━━━━━ Material shown

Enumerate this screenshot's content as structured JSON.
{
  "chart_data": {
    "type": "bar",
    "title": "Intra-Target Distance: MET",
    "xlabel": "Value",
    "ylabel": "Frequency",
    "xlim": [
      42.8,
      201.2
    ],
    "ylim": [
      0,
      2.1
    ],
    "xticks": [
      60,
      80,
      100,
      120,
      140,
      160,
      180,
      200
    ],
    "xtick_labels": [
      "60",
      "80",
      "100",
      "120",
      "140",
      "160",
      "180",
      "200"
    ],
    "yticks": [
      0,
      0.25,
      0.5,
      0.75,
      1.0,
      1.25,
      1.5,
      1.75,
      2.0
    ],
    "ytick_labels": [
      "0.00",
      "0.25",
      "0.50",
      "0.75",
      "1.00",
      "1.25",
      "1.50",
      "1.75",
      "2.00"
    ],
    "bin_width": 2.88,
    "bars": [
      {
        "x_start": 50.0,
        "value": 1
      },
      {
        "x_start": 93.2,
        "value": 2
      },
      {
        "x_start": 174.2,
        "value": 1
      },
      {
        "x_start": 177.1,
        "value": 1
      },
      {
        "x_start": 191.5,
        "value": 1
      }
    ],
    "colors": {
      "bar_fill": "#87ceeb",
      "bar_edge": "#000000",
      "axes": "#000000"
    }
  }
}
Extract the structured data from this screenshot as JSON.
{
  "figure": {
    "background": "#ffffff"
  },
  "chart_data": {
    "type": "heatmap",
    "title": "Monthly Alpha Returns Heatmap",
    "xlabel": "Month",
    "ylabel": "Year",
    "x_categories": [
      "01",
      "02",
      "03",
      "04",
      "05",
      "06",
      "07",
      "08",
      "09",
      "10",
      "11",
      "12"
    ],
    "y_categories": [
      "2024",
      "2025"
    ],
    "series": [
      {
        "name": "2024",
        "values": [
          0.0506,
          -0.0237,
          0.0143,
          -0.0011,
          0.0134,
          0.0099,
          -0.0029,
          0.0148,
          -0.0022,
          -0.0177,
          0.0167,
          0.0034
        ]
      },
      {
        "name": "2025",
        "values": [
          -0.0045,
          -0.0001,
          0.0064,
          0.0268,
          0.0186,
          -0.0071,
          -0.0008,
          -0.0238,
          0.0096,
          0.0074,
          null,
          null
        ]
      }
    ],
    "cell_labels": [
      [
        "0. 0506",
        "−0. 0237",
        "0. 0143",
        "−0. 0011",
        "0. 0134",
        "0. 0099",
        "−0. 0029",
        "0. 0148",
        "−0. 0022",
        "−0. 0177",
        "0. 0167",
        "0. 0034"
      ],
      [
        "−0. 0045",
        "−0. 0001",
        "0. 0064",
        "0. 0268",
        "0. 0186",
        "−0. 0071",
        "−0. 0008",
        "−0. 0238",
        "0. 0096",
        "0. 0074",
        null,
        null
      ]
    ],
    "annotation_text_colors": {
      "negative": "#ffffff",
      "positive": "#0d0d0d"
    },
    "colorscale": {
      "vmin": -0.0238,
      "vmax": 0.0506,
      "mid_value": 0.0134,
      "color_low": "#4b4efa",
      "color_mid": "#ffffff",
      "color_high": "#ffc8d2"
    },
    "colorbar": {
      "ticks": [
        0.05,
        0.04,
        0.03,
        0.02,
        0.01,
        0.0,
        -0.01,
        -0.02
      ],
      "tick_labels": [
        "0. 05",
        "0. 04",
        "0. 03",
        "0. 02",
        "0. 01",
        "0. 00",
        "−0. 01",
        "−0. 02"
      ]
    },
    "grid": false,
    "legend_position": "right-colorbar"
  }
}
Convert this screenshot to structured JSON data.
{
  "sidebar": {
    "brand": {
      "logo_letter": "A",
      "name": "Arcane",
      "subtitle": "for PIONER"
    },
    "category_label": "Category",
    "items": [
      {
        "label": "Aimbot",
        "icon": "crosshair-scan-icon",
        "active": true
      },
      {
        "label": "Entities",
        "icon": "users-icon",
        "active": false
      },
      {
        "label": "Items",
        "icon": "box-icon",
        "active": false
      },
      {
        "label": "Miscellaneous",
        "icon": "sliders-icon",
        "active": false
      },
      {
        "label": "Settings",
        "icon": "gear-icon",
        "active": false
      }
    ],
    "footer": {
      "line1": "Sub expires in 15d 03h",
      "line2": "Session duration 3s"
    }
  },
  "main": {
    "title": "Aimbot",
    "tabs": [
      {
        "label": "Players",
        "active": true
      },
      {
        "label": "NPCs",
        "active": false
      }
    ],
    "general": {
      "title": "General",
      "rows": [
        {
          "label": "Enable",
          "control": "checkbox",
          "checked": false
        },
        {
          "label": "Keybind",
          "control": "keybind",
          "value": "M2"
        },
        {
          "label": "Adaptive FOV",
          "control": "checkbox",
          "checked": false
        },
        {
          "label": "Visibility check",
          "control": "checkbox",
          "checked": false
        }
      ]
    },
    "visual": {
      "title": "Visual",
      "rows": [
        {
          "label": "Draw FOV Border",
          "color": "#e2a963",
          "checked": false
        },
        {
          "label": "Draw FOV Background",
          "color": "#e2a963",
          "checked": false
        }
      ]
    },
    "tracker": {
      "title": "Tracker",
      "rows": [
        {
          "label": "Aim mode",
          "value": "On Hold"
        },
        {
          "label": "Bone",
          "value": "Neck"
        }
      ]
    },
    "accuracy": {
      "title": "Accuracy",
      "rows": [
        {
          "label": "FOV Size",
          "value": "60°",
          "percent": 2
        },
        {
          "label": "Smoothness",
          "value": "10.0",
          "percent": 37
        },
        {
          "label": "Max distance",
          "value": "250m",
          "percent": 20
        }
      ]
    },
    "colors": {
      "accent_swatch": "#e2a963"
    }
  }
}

━━━━━━━━━━

:: Task directions ::
Transcribe the data above in full, exactly.

:: Reply ::
Enumerate this screenshot's content as structured JSON.
{
  "chart_data": {
    "type": "bar",
    "title": "Intra-Target Distance: MET",
    "xlabel": "Value",
    "ylabel": "Frequency",
    "xlim": [
      42.8,
      201.2
    ],
    "ylim": [
      0,
      2.1
    ],
    "xticks": [
      60,
      80,
      100,
      120,
      140,
      160,
      180,
      200
    ],
    "xtick_labels": [
      "60",
      "80",
      "100",
      "120",
      "140",
      "160",
      "180",
      "200"
    ],
    "yticks": [
      0,
      0.25,
      0.5,
      0.75,
      1.0,
      1.25,
      1.5,
      1.75,
      2.0
    ],
    "ytick_labels": [
      "0.00",
      "0.25",
      "0.50",
      "0.75",
      "1.00",
      "1.25",
      "1.50",
      "1.75",
      "2.00"
    ],
    "bin_width": 2.88,
    "bars": [
      {
        "x_start": 50.0,
        "value": 1
      },
      {
        "x_start": 93.2,
        "value": 2
      },
      {
        "x_start": 174.2,
        "value": 1
      },
      {
        "x_start": 177.1,
        "value": 1
      },
      {
        "x_start": 191.5,
        "value": 1
      }
    ],
    "colors": {
      "bar_fill": "#87ceeb",
      "bar_edge": "#000000",
      "axes": "#000000"
    }
  }
}
Extract the structured data from this screenshot as JSON.
{
  "figure": {
    "background": "#ffffff"
  },
  "chart_data": {
    "type": "heatmap",
    "title": "Monthly Alpha Returns Heatmap",
    "xlabel": "Month",
    "ylabel": "Year",
    "x_categories": [
      "01",
      "02",
      "03",
      "04",
      "05",
      "06",
      "07",
      "08",
      "09",
      "10",
      "11",
      "12"
    ],
    "y_categories": [
      "2024",
      "2025"
    ],
    "series": [
      {
        "name": "2024",
        "values": [
          0.0506,
          -0.0237,
          0.0143,
          -0.0011,
          0.0134,
          0.0099,
          -0.0029,
          0.0148,
          -0.0022,
          -0.0177,
          0.0167,
          0.0034
        ]
      },
      {
        "name": "2025",
        "values": [
          -0.0045,
          -0.0001,
          0.0064,
          0.0268,
          0.0186,
          -0.0071,
          -0.0008,
          -0.0238,
          0.0096,
          0.0074,
          null,
          null
        ]
      }
    ],
    "cell_labels": [
      [
        "0. 0506",
        "−0. 0237",
        "0. 0143",
        "−0. 0011",
        "0. 0134",
        "0. 0099",
        "−0. 0029",
        "0. 0148",
        "−0. 0022",
        "−0. 0177",
        "0. 0167",
        "0. 0034"
      ],
      [
        "−0. 0045",
        "−0. 0001",
        "0. 0064",
        "0. 0268",
        "0. 0186",
        "−0. 0071",
        "−0. 0008",
        "−0. 0238",
        "0. 0096",
        "0. 0074",
        null,
        null
      ]
    ],
    "annotation_text_colors": {
      "negative": "#ffffff",
      "positive": "#0d0d0d"
    },
    "colorscale": {
      "vmin": -0.0238,
      "vmax": 0.0506,
      "mid_value": 0.0134,
      "color_low": "#4b4efa",
      "color_mid": "#ffffff",
      "color_high": "#ffc8d2"
    },
    "colorbar": {
      "ticks": [
        0.05,
        0.04,
        0.03,
        0.02,
        0.01,
        0.0,
        -0.01,
        -0.02
      ],
      "tick_labels": [
        "0. 05",
        "0. 04",
        "0. 03",
        "0. 02",
        "0. 01",
        "0. 00",
        "−0. 01",
        "−0. 02"
      ]
    },
    "grid": false,
    "legend_position": "right-colorbar"
  }
}
Convert this screenshot to structured JSON data.
{
  "sidebar": {
    "brand": {
      "logo_letter": "A",
      "name": "Arcane",
      "subtitle": "for PIONER"
    },
    "category_label": "Category",
    "items": [
      {
        "label": "Aimbot",
        "icon": "crosshair-scan-icon",
        "active": true
      },
      {
        "label": "Entities",
        "icon": "users-icon",
        "active": false
      },
      {
        "label": "Items",
        "icon": "box-icon",
        "active": false
      },
      {
        "label": "Miscellaneous",
        "icon": "sliders-icon",
        "active": false
      },
      {
        "label": "Settings",
        "icon": "gear-icon",
        "active": false
      }
    ],
    "footer": {
      "line1": "Sub expires in 15d 03h",
      "line2": "Session duration 3s"
    }
  },
  "main": {
    "title": "Aimbot",
    "tabs": [
      {
        "label": "Players",
        "active": true
      },
      {
        "label": "NPCs",
        "active": false
      }
    ],
    "general": {
      "title": "General",
      "rows": [
        {
          "label": "Enable",
          "control": "checkbox",
          "checked": false
        },
        {
          "label": "Keybind",
          "control": "keybind",
          "value": "M2"
        },
        {
          "label": "Adaptive FOV",
          "control": "checkbox",
          "checked": false
        },
        {
          "label": "Visibility check",
          "control": "checkbox",
          "checked": false
        }
      ]
    },
    "visual": {
      "title": "Visual",
      "rows": [
        {
          "label": "Draw FOV Border",
          "color": "#e2a963",
          "checked": false
        },
        {
          "label": "Draw FOV Background",
          "color": "#e2a963",
          "checked": false
        }
      ]
    },
    "tracker": {
      "title": "Tracker",
      "rows": [
        {
          "label": "Aim mode",
          "value": "On Hold"
        },
        {
          "label": "Bone",
          "value": "Neck"
        }
      ]
    },
    "accuracy": {
      "title": "Accuracy",
      "rows": [
        {
          "label": "FOV Size",
          "value": "60°",
          "percent": 2
        },
        {
          "label": "Smoothness",
          "value": "10.0",
          "percent": 37
        },
        {
          "label": "Max distance",
          "value": "250m",
          "percent": 20
        }
      ]
    },
    "colors": {
      "accent_swatch": "#e2a963"
    }
  }
}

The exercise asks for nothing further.